## [GIVEN DATA]
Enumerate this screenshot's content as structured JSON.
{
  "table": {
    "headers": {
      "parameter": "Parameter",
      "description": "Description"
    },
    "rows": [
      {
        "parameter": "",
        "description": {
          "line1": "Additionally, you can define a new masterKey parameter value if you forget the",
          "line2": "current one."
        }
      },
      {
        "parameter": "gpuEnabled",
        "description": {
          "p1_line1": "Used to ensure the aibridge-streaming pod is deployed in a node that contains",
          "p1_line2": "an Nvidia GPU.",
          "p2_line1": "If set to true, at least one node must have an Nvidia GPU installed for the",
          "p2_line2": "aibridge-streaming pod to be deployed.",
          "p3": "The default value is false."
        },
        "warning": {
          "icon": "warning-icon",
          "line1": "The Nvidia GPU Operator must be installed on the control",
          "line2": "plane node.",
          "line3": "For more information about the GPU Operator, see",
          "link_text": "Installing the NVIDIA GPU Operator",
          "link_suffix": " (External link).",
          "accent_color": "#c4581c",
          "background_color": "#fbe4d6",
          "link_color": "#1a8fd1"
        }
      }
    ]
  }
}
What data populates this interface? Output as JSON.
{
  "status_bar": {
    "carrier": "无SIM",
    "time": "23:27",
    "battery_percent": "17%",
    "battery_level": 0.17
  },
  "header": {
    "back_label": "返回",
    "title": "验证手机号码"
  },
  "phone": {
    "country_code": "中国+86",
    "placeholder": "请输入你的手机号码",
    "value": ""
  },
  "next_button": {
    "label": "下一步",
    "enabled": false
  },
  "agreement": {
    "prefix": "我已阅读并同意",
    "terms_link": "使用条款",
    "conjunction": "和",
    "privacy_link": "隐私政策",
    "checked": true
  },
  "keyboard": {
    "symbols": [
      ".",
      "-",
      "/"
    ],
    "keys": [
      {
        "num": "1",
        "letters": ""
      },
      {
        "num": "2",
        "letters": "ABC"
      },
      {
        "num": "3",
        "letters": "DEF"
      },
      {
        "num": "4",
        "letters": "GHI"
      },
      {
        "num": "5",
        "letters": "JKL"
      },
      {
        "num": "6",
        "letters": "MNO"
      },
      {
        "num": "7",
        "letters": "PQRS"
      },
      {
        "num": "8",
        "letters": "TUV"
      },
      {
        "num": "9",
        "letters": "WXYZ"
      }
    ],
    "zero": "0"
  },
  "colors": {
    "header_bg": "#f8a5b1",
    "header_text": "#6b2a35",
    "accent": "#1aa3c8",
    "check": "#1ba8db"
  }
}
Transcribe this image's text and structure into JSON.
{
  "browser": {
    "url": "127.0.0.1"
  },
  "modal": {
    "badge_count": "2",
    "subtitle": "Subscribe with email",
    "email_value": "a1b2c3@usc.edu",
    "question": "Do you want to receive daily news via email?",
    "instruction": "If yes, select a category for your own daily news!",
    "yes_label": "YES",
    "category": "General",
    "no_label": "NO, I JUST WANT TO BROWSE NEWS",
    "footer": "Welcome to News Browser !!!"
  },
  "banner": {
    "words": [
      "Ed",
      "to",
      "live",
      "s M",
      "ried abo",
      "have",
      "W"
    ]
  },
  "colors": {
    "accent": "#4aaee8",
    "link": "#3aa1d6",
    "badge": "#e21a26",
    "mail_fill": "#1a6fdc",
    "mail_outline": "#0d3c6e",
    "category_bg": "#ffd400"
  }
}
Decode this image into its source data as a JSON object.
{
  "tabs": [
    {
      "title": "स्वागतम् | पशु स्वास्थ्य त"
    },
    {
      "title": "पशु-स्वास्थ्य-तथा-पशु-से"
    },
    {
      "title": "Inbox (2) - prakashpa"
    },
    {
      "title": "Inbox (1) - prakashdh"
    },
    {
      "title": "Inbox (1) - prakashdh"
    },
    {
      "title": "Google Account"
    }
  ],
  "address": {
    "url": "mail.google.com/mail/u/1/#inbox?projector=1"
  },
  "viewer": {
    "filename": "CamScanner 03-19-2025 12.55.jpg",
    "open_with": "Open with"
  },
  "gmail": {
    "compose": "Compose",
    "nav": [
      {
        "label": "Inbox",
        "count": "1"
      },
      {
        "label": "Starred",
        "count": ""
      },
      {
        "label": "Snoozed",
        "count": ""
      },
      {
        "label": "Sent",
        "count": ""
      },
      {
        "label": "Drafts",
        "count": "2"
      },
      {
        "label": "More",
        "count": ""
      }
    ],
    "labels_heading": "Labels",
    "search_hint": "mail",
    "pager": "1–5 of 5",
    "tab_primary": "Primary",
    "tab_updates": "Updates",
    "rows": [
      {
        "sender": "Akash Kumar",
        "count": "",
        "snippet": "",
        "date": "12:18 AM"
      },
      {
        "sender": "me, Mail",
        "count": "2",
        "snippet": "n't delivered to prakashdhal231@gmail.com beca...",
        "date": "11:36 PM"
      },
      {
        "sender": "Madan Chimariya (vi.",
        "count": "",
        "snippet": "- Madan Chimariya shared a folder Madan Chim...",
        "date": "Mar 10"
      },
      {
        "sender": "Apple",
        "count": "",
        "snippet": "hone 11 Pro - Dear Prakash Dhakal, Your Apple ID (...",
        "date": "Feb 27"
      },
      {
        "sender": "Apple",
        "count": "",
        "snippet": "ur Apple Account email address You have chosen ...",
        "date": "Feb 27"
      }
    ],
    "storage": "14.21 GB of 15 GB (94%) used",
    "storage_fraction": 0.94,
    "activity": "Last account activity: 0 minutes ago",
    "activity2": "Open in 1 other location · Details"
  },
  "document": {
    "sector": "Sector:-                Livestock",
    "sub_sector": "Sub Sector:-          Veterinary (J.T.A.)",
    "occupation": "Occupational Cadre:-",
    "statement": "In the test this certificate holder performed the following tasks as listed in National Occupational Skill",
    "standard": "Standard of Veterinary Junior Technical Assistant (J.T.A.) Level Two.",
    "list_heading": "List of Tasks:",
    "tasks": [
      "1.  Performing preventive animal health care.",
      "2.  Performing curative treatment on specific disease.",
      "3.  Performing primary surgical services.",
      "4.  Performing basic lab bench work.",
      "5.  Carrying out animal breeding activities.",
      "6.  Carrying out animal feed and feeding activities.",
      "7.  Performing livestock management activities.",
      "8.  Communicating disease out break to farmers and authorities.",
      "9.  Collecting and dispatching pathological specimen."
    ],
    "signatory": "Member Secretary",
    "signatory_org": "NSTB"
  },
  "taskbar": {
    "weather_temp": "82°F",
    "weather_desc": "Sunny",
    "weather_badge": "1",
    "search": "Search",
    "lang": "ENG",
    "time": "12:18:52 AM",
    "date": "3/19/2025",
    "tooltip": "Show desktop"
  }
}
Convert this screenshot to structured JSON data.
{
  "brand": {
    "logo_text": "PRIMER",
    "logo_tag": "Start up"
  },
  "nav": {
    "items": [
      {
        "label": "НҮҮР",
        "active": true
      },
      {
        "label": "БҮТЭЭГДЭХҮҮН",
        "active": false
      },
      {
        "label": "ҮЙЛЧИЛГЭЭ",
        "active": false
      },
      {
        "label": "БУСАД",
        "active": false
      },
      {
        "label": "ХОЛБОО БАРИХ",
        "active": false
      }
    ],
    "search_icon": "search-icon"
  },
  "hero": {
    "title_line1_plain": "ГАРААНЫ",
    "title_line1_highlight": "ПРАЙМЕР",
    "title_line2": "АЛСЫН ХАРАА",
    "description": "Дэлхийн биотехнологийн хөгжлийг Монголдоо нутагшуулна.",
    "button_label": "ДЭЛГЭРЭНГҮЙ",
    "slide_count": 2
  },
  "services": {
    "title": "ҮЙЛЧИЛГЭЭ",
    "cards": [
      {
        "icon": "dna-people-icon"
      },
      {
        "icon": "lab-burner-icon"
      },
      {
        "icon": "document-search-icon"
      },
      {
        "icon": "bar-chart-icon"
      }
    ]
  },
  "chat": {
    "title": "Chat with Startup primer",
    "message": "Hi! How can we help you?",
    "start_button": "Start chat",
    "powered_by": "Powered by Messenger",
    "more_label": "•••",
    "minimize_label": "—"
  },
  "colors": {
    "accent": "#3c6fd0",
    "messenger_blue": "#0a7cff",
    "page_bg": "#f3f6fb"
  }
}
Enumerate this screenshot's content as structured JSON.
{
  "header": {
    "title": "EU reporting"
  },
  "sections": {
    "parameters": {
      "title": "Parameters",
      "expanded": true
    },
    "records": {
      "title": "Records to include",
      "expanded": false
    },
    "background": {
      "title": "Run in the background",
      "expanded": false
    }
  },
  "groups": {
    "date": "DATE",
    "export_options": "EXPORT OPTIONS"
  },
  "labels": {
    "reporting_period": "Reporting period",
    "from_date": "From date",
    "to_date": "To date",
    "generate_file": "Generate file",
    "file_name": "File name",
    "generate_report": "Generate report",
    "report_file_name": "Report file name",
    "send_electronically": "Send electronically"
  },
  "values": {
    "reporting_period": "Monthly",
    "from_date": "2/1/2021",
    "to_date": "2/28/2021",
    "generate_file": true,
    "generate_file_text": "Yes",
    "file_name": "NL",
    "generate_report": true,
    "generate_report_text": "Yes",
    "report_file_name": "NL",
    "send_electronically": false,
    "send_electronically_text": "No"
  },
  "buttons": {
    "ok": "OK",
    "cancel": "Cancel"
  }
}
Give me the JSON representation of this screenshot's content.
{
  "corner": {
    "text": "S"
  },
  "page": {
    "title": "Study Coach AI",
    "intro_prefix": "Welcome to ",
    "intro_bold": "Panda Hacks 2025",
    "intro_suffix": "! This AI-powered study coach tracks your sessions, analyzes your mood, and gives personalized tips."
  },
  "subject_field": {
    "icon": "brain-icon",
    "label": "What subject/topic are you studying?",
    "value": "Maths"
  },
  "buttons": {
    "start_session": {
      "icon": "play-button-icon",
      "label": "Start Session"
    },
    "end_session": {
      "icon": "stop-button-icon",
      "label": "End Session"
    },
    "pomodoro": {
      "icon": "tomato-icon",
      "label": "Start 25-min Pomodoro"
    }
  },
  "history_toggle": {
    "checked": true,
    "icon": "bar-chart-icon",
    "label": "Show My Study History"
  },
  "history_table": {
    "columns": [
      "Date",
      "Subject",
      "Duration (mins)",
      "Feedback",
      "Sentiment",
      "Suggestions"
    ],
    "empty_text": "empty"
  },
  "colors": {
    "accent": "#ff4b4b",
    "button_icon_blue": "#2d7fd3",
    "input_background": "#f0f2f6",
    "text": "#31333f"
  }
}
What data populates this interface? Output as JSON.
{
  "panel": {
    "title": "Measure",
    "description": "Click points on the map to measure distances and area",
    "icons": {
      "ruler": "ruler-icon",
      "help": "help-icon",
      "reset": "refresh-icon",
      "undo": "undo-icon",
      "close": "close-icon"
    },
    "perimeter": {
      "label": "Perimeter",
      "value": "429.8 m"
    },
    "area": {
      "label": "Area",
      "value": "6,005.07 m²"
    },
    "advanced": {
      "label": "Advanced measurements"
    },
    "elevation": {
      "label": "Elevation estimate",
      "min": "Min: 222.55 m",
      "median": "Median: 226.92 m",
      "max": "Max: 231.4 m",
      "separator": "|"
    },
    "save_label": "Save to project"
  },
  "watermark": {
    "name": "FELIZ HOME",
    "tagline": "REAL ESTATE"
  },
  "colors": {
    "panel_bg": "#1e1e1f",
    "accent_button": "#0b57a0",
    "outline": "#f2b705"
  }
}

## [TASK TO CARRY OUT]
Pick out every line above that holds the word "Open" and copy it.

## [RESULT OF THE TASK]
    "open_with": "Open with"
    "activity2": "Open in 1 other location · Details"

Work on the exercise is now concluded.